_Description of the task_
Each line that holds the word "this" is to be identified and copied.

════════════════

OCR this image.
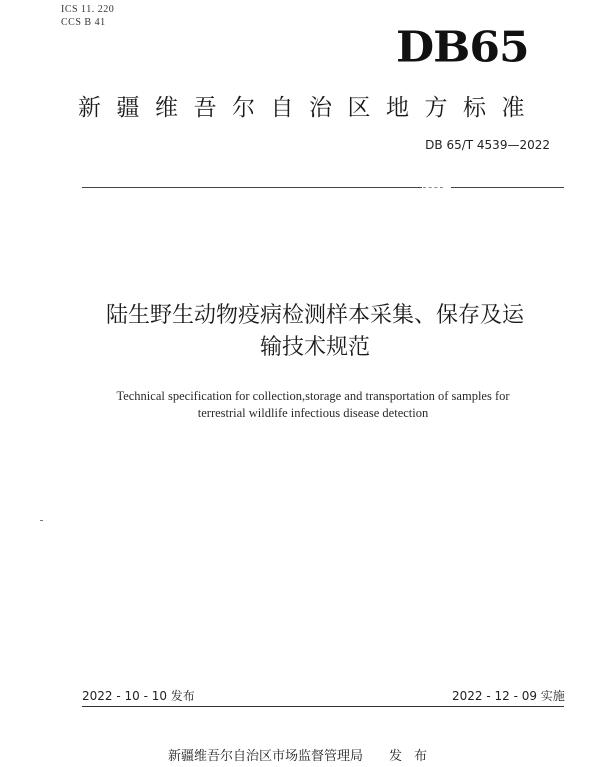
ICS 11. 220
CCS B 41
DB65
新疆维吾尔自治区地方标准
DB 65/T 4539—2022
陆生野生动物疫病检测样本采集、保存及运
输技术规范
Technical specification for collection,storage and transportation of samples for
terrestrial wildlife infectious disease detection
2022 - 10 - 10 发布	2022 - 12 - 09 实施
新疆维吾尔自治区市场监督管理局 发布
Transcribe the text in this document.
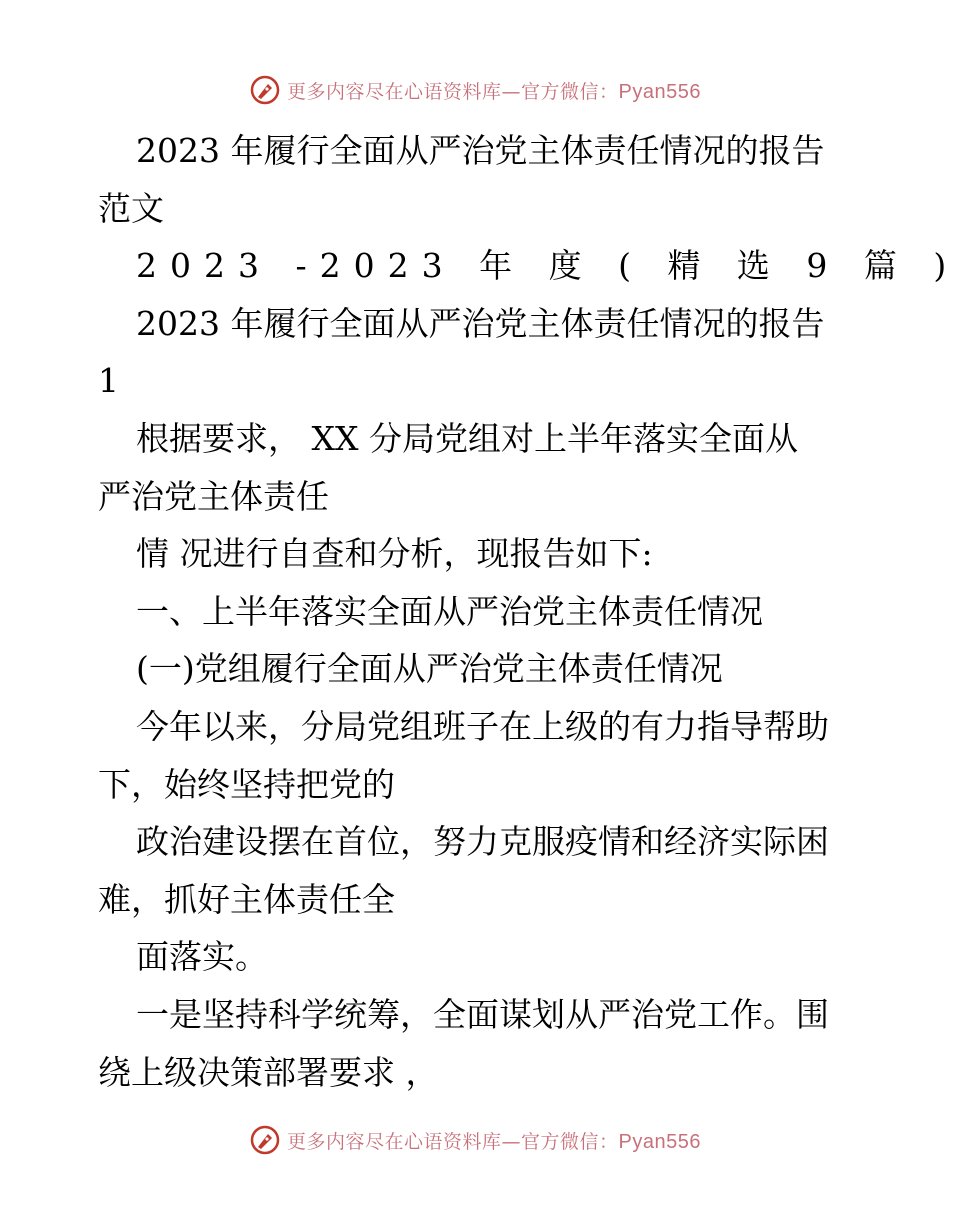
更多内容尽在心语资料库—官方微信：Pyan556
2023 年履行全面从严治党主体责任情况的报告
范文
2023 -2023 年 度 ( 精 选 9 篇 )
2023 年履行全面从严治党主体责任情况的报告
1
根据要求， XX 分局党组对上半年落实全面从
严治党主体责任
情 况进行自查和分析，现报告如下:
一、上半年落实全面从严治党主体责任情况
(一)党组履行全面从严治党主体责任情况
今年以来，分局党组班子在上级的有力指导帮助
下，始终坚持把党的
政治建设摆在首位，努力克服疫情和经济实际困
难，抓好主体责任全
面落实。
一是坚持科学统筹，全面谋划从严治党工作。围
绕上级决策部署要求 ，
更多内容尽在心语资料库—官方微信：Pyan556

════════════════

_Result below_
OCR this image.
Transcribe the text in this document.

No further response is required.